* [Recorded data]
_____
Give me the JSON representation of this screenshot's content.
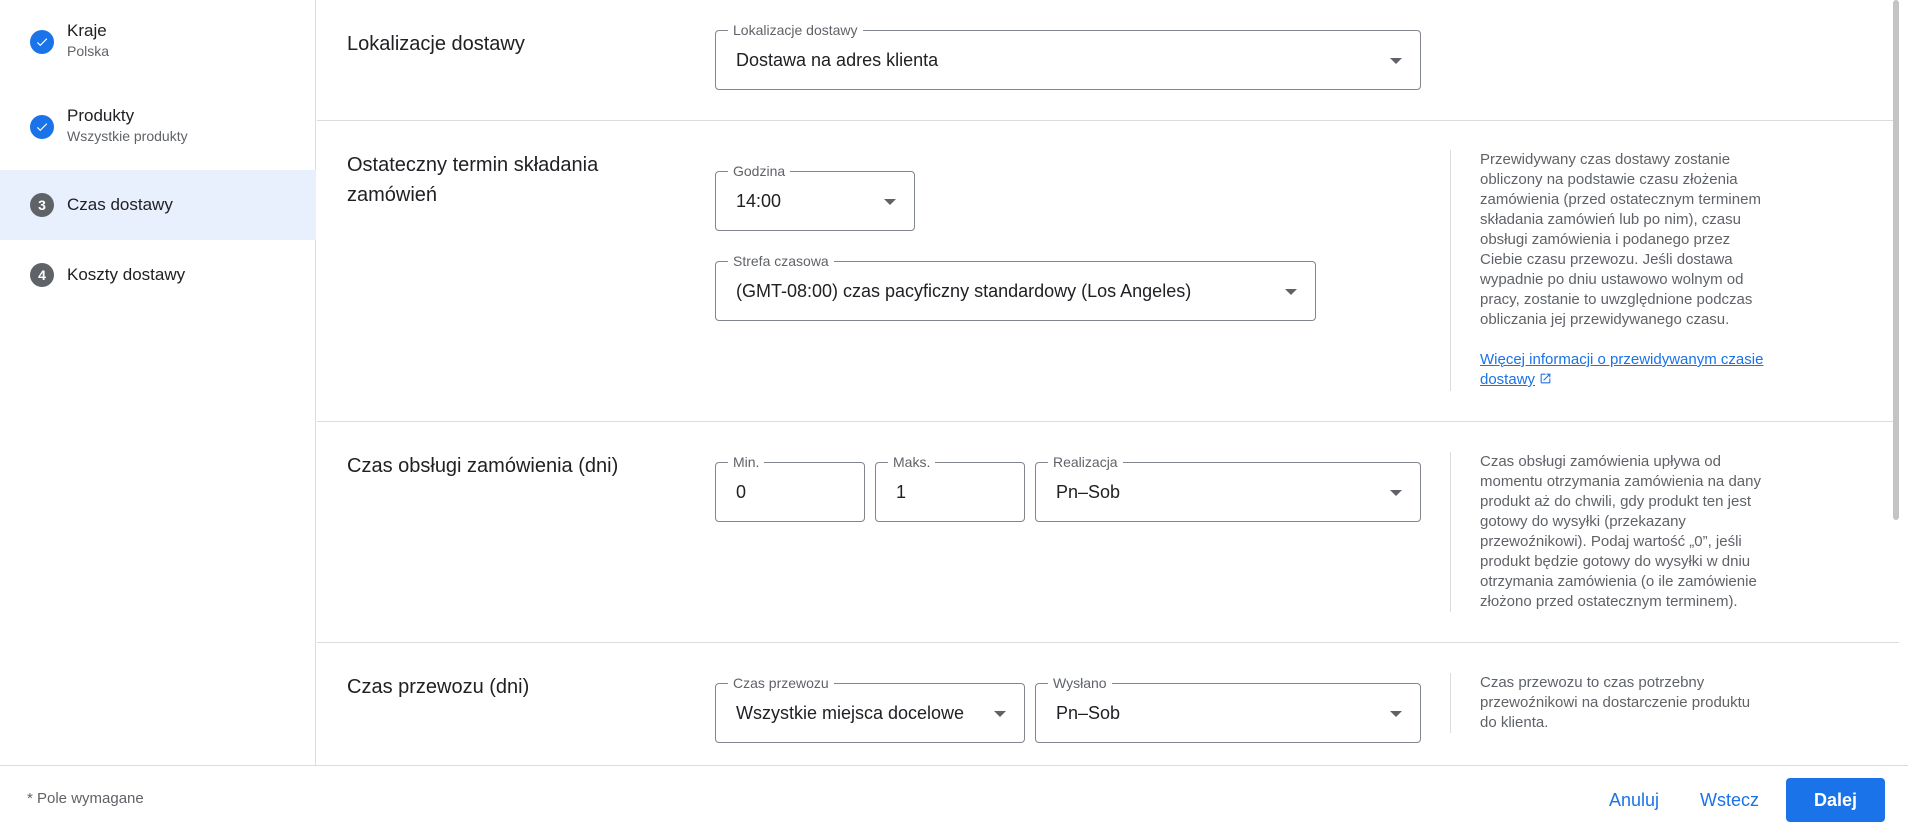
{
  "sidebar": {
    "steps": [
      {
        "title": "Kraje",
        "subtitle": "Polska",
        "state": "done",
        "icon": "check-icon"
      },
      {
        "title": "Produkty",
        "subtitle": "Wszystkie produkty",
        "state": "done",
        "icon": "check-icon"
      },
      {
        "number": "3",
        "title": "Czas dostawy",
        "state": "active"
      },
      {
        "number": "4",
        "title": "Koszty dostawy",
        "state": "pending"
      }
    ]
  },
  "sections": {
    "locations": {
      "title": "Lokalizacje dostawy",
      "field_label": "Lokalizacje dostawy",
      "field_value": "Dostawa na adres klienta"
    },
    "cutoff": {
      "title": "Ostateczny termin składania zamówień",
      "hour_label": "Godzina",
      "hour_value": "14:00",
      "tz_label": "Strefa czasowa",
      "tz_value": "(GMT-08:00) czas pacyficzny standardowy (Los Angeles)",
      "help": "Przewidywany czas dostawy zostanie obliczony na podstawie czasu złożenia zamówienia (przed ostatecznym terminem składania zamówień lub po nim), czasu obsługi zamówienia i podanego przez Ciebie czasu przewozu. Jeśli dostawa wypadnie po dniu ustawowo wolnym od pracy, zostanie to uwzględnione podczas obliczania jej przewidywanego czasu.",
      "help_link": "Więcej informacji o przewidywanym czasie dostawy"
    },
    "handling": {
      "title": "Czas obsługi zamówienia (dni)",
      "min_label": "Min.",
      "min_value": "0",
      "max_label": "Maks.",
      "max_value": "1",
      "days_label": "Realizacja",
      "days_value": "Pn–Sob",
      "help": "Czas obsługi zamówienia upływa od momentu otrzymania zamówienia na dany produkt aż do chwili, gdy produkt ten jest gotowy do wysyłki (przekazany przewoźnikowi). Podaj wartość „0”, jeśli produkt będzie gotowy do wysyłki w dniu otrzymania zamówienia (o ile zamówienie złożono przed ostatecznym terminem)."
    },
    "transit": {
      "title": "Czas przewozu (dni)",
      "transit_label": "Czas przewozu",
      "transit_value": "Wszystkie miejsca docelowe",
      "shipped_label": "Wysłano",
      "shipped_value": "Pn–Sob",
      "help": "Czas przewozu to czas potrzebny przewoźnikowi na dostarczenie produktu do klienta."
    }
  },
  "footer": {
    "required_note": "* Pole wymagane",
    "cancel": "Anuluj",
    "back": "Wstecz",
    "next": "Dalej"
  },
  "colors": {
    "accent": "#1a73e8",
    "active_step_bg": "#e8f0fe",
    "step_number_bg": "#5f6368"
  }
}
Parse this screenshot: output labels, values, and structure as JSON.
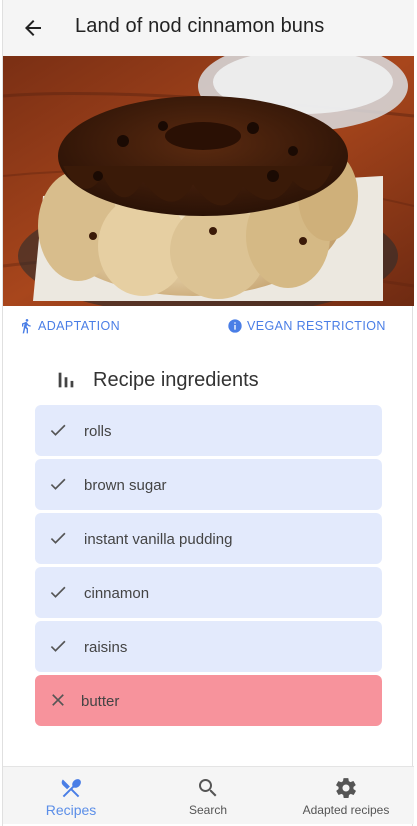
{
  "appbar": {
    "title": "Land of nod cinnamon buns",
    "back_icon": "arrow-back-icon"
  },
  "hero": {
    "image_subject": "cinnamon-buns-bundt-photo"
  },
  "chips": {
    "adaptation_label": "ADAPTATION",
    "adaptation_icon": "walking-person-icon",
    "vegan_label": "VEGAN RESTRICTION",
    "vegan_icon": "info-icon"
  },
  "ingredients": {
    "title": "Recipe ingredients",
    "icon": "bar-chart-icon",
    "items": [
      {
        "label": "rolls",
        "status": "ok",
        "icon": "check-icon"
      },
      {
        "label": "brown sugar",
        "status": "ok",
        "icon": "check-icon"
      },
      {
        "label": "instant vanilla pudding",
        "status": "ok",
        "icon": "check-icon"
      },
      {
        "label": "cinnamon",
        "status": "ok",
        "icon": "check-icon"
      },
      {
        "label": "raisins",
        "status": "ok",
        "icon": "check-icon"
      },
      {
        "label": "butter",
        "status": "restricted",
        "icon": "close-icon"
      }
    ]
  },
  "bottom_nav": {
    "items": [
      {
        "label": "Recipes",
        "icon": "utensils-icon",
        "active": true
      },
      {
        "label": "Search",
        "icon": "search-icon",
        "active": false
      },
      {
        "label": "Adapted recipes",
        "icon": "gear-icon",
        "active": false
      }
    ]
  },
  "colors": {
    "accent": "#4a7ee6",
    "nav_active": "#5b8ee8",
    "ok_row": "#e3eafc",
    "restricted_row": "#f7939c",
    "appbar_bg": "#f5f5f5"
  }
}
_____
* [Work required] Restate the entire listing word for word, excluding pictures.

* [Solved exercise]
Give me the JSON representation of this screenshot's content.
{
  "sidebar": {
    "steps": [
      {
        "title": "Kraje",
        "subtitle": "Polska",
        "state": "done",
        "icon": "check-icon"
      },
      {
        "title": "Produkty",
        "subtitle": "Wszystkie produkty",
        "state": "done",
        "icon": "check-icon"
      },
      {
        "number": "3",
        "title": "Czas dostawy",
        "state": "active"
      },
      {
        "number": "4",
        "title": "Koszty dostawy",
        "state": "pending"
      }
    ]
  },
  "sections": {
    "locations": {
      "title": "Lokalizacje dostawy",
      "field_label": "Lokalizacje dostawy",
      "field_value": "Dostawa na adres klienta"
    },
    "cutoff": {
      "title": "Ostateczny termin składania zamówień",
      "hour_label": "Godzina",
      "hour_value": "14:00",
      "tz_label": "Strefa czasowa",
      "tz_value": "(GMT-08:00) czas pacyficzny standardowy (Los Angeles)",
      "help": "Przewidywany czas dostawy zostanie obliczony na podstawie czasu złożenia zamówienia (przed ostatecznym terminem składania zamówień lub po nim), czasu obsługi zamówienia i podanego przez Ciebie czasu przewozu. Jeśli dostawa wypadnie po dniu ustawowo wolnym od pracy, zostanie to uwzględnione podczas obliczania jej przewidywanego czasu.",
      "help_link": "Więcej informacji o przewidywanym czasie dostawy"
    },
    "handling": {
      "title": "Czas obsługi zamówienia (dni)",
      "min_label": "Min.",
      "min_value": "0",
      "max_label": "Maks.",
      "max_value": "1",
      "days_label": "Realizacja",
      "days_value": "Pn–Sob",
      "help": "Czas obsługi zamówienia upływa od momentu otrzymania zamówienia na dany produkt aż do chwili, gdy produkt ten jest gotowy do wysyłki (przekazany przewoźnikowi). Podaj wartość „0”, jeśli produkt będzie gotowy do wysyłki w dniu otrzymania zamówienia (o ile zamówienie złożono przed ostatecznym terminem)."
    },
    "transit": {
      "title": "Czas przewozu (dni)",
      "transit_label": "Czas przewozu",
      "transit_value": "Wszystkie miejsca docelowe",
      "shipped_label": "Wysłano",
      "shipped_value": "Pn–Sob",
      "help": "Czas przewozu to czas potrzebny przewoźnikowi na dostarczenie produktu do klienta."
    }
  },
  "footer": {
    "required_note": "* Pole wymagane",
    "cancel": "Anuluj",
    "back": "Wstecz",
    "next": "Dalej"
  },
  "colors": {
    "accent": "#1a73e8",
    "active_step_bg": "#e8f0fe",
    "step_number_bg": "#5f6368"
  }
}
Parse this screenshot: output labels, values, and structure as JSON.
{
  "appbar": {
    "title": "Land of nod cinnamon buns",
    "back_icon": "arrow-back-icon"
  },
  "hero": {
    "image_subject": "cinnamon-buns-bundt-photo"
  },
  "chips": {
    "adaptation_label": "ADAPTATION",
    "adaptation_icon": "walking-person-icon",
    "vegan_label": "VEGAN RESTRICTION",
    "vegan_icon": "info-icon"
  },
  "ingredients": {
    "title": "Recipe ingredients",
    "icon": "bar-chart-icon",
    "items": [
      {
        "label": "rolls",
        "status": "ok",
        "icon": "check-icon"
      },
      {
        "label": "brown sugar",
        "status": "ok",
        "icon": "check-icon"
      },
      {
        "label": "instant vanilla pudding",
        "status": "ok",
        "icon": "check-icon"
      },
      {
        "label": "cinnamon",
        "status": "ok",
        "icon": "check-icon"
      },
      {
        "label": "raisins",
        "status": "ok",
        "icon": "check-icon"
      },
      {
        "label": "butter",
        "status": "restricted",
        "icon": "close-icon"
      }
    ]
  },
  "bottom_nav": {
    "items": [
      {
        "label": "Recipes",
        "icon": "utensils-icon",
        "active": true
      },
      {
        "label": "Search",
        "icon": "search-icon",
        "active": false
      },
      {
        "label": "Adapted recipes",
        "icon": "gear-icon",
        "active": false
      }
    ]
  },
  "colors": {
    "accent": "#4a7ee6",
    "nav_active": "#5b8ee8",
    "ok_row": "#e3eafc",
    "restricted_row": "#f7939c",
    "appbar_bg": "#f5f5f5"
  }
}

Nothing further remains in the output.